_Aim_
Which lines hold the word "района"? Show each of them.

_Excerpted records_
>> Begin

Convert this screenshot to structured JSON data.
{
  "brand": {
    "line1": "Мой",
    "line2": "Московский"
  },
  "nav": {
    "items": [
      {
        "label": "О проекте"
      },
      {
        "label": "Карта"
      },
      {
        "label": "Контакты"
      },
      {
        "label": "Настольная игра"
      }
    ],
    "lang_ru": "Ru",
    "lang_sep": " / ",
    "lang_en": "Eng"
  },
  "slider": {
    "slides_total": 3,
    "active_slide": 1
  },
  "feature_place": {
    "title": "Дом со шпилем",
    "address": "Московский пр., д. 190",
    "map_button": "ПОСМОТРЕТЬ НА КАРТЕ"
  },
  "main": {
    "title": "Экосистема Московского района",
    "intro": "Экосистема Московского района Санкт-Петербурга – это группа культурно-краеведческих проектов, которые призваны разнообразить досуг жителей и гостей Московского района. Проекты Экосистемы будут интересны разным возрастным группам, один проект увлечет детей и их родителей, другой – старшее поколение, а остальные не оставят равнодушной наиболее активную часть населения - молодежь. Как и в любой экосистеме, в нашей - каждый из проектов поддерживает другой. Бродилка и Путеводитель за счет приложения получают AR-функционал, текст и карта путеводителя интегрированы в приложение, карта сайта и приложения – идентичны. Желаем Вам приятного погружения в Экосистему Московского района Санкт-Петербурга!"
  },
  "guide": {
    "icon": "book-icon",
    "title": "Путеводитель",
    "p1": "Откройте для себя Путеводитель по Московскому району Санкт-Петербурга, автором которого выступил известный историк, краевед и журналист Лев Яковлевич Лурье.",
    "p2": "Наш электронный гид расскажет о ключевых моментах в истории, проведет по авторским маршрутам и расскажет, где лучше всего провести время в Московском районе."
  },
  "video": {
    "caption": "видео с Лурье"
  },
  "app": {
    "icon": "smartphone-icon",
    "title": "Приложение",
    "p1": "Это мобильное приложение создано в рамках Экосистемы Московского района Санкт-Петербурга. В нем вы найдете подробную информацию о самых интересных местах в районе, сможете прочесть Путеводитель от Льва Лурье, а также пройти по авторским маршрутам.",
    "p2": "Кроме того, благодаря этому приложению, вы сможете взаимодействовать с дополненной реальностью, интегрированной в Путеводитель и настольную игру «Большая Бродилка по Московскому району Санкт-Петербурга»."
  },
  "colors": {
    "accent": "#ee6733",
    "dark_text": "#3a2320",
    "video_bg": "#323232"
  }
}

>> End

_Worked solution_
    "title": "Экосистема Московского района",
    "intro": "Экосистема Московского района Санкт-Петербурга – это группа культурно-краеведческих проектов, которые призваны разнообразить досуг жителей и гостей Московского района. Проекты Экосистемы будут интересны разным возрастным группам, один проект увлечет детей и их родителей, другой – старшее поколение, а остальные не оставят равнодушной наиболее активную часть населения - молодежь. Как и в любой экосистеме, в нашей - каждый из проектов поддерживает другой. Бродилка и Путеводитель за счет приложения получают AR-функционал, текст и карта путеводителя интегрированы в приложение, карта сайта и приложения – идентичны. Желаем Вам приятного погружения в Экосистему Московского района Санкт-Петербурга!"
    "p1": "Это мобильное приложение создано в рамках Экосистемы Московского района Санкт-Петербурга. В нем вы найдете подробную информацию о самых интересных местах в районе, сможете прочесть Путеводитель от Льва Лурье, а также пройти по авторским маршрутам.",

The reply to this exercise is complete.